- **Extracted text**
— BEGIN —
The apartment I live in is needs repairs after the hurricane.  What should I do? First, contact your landlord to notify her about the repairs that are needed.  Take photos and videos of damage so you can document what happened. If repairs cannot be made quickly or the landlord refuses to make repairs, you should send the landlord a letter which lists what needs to be fixed and tells the landlord that you will not pay the next month’s rent if the landlord doesn’t make repairs within 7 days.  This demand must be in writing. You can’t do it during a phone call.  You can mail a letter, send an email or send a text. Make sure you keep a copy of whatever you send.

What if the landlord does not make repairs? If you gave written notice to your landlord described in question one, do not pay your rent to the landlord.  But, you must save your rent.  If you sent the written notice, you will have a defense to an eviction for non-payment of rent.  You will be required to deposit the rent with the court if the landlord files an eviction.  If you don’t save your rent, you will likely be evicted and you won’t get a hearing or speak to a judge.

Can I make the repairs myself and deduct it from the rent? No.  You can only do this if your landlord agrees to it, either in the lease or in a separate agreement.  If your landlord tells you can use the rent to pay for repairs, make sure you get the agreement it in writing.  An email or text from the landlord confirming the agreement will protect you later.  

My place is unlivable after the hurricane.  What can I do? If you have somewhere else to go, you can tell the landlord that the place is unlivable and you are moving out.  Do this in writing and take photos. You won’t be responsible for any more rent under the lease.  If only part of your home is unlivable, you have the right to move everything out of that part of your home and reduce your rent for that part of the home.
— END —
Stored items:
— BEGIN —
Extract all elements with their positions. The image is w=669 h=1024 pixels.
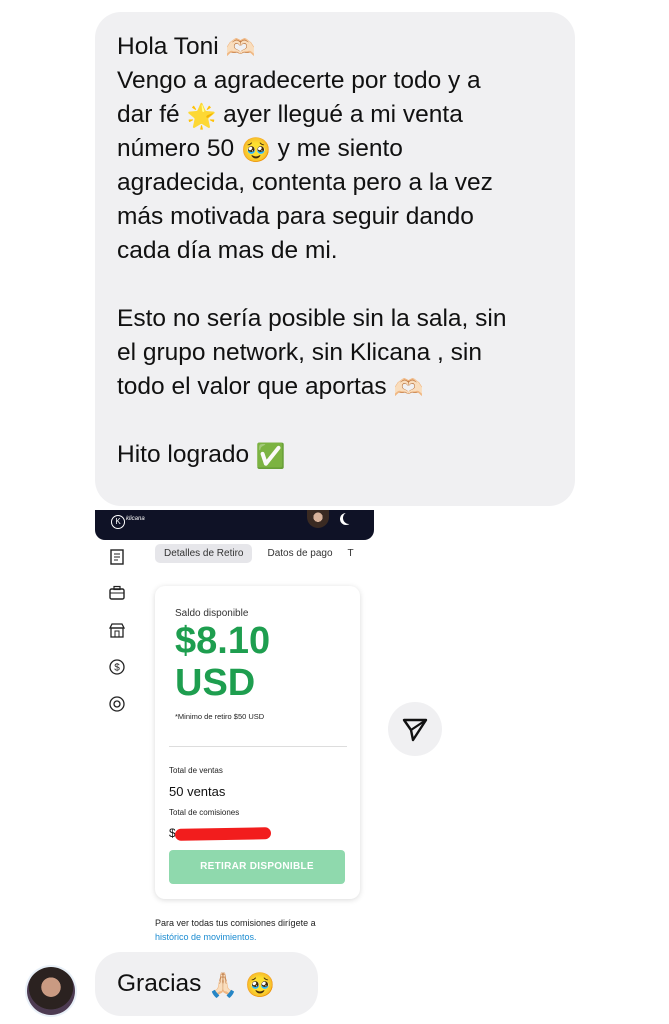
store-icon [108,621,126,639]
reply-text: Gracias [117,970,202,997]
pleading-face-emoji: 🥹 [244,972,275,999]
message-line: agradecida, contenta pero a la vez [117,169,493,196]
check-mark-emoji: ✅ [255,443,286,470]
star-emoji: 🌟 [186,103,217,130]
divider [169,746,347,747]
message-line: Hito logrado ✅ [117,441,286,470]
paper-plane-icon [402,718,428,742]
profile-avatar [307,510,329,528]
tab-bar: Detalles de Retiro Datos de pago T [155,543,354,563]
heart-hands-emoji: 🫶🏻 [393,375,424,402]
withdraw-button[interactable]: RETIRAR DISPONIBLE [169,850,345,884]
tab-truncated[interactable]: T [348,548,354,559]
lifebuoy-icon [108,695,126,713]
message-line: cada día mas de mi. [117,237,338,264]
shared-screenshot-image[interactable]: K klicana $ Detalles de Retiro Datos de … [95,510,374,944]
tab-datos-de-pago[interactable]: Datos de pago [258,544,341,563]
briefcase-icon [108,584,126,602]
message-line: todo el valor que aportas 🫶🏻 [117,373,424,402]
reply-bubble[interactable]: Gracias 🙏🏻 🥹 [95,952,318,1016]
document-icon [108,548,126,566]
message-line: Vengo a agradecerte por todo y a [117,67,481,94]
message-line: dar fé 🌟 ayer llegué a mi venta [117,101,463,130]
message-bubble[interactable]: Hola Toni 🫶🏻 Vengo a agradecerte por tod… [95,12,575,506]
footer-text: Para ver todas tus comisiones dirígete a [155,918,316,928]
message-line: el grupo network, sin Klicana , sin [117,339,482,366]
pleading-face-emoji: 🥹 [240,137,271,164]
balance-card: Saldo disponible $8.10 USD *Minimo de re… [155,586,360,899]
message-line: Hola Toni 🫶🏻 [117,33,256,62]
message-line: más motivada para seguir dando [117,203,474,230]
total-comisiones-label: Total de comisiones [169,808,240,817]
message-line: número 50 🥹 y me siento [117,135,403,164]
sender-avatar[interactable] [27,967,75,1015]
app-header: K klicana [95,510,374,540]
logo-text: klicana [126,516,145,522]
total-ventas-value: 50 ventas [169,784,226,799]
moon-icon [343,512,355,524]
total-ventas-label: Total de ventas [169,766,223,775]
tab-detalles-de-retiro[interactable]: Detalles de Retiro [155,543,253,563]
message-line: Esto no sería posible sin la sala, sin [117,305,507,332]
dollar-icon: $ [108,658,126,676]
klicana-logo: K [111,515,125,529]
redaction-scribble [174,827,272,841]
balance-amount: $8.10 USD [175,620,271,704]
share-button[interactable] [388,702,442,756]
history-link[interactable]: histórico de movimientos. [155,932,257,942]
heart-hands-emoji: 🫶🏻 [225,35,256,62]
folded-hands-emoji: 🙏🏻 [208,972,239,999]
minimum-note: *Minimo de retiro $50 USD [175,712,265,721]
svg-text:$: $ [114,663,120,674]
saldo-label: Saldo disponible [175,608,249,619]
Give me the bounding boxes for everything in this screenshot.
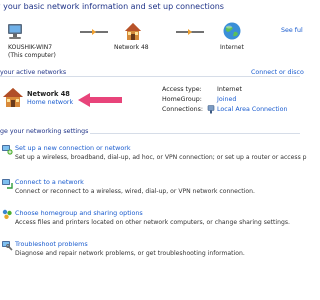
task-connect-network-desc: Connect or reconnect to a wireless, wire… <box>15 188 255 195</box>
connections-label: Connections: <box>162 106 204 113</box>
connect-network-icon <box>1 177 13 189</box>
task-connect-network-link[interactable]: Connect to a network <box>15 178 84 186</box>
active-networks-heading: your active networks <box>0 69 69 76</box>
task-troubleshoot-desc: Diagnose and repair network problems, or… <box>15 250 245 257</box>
— END —
- **Your objective**
Please answer these questions from the text on hurricane repairs for renters:
1. How many days does the written letter give the landlord to make repairs?
2. If the landlord files an eviction, what will the tenant be required to do with the rent?
3. If only part of the home is unlivable, what does the tenant have the right to do?

- **Solution below**
1. 7 days.
2. Deposit the rent with the court.
3. Move everything out of that part of the home and reduce the rent for that part.